## WHAT IS NEEDED
From the entries below, copy out every line with "change" in it.

## PROVIDED RECORDS
_____

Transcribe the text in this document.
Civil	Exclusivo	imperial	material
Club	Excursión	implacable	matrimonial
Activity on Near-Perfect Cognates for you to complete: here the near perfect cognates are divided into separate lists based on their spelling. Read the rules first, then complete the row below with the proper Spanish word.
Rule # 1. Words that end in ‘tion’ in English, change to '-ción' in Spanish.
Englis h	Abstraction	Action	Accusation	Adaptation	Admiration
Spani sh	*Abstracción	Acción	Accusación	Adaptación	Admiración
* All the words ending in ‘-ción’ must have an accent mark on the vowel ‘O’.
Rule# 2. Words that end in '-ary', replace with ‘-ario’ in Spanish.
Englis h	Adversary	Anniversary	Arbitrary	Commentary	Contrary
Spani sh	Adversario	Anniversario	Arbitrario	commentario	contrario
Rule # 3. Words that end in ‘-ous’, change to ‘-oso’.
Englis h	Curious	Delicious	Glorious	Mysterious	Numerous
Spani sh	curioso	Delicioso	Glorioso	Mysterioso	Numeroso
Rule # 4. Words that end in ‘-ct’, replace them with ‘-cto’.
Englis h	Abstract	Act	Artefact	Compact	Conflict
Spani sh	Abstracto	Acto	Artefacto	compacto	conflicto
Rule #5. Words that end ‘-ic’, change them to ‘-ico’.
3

_____

## TASK SOLUTION
Rule # 1. Words that end in ‘tion’ in English, change to '-ción' in Spanish.
Rule # 3. Words that end in ‘-ous’, change to ‘-oso’.
Rule #5. Words that end ‘-ic’, change them to ‘-ico’.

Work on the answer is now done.